- [SHORT TASK]: Go through the listing and write out all of it exactly.

- [MATERIAL SUPPLIED]:
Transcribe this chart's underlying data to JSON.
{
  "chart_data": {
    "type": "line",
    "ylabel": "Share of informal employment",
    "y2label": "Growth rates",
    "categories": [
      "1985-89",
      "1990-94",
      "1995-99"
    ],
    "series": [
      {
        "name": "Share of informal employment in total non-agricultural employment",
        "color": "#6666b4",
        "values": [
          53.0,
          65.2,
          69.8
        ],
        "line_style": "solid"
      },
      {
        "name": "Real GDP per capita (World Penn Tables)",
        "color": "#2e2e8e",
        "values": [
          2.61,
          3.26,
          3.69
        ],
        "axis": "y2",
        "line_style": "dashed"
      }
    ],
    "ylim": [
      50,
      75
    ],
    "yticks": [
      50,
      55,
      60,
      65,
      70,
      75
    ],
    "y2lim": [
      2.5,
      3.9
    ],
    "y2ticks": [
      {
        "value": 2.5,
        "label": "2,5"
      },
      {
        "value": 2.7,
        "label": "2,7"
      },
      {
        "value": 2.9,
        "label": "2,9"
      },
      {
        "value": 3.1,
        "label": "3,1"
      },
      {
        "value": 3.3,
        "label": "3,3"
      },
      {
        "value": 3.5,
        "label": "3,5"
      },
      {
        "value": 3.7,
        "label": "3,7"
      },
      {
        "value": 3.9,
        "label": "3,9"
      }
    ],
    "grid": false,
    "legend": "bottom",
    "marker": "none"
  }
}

- [FINAL ANSWER]:
Transcribe this chart's underlying data to JSON.
{
  "chart_data": {
    "type": "line",
    "ylabel": "Share of informal employment",
    "y2label": "Growth rates",
    "categories": [
      "1985-89",
      "1990-94",
      "1995-99"
    ],
    "series": [
      {
        "name": "Share of informal employment in total non-agricultural employment",
        "color": "#6666b4",
        "values": [
          53.0,
          65.2,
          69.8
        ],
        "line_style": "solid"
      },
      {
        "name": "Real GDP per capita (World Penn Tables)",
        "color": "#2e2e8e",
        "values": [
          2.61,
          3.26,
          3.69
        ],
        "axis": "y2",
        "line_style": "dashed"
      }
    ],
    "ylim": [
      50,
      75
    ],
    "yticks": [
      50,
      55,
      60,
      65,
      70,
      75
    ],
    "y2lim": [
      2.5,
      3.9
    ],
    "y2ticks": [
      {
        "value": 2.5,
        "label": "2,5"
      },
      {
        "value": 2.7,
        "label": "2,7"
      },
      {
        "value": 2.9,
        "label": "2,9"
      },
      {
        "value": 3.1,
        "label": "3,1"
      },
      {
        "value": 3.3,
        "label": "3,3"
      },
      {
        "value": 3.5,
        "label": "3,5"
      },
      {
        "value": 3.7,
        "label": "3,7"
      },
      {
        "value": 3.9,
        "label": "3,9"
      }
    ],
    "grid": false,
    "legend": "bottom",
    "marker": "none"
  }
}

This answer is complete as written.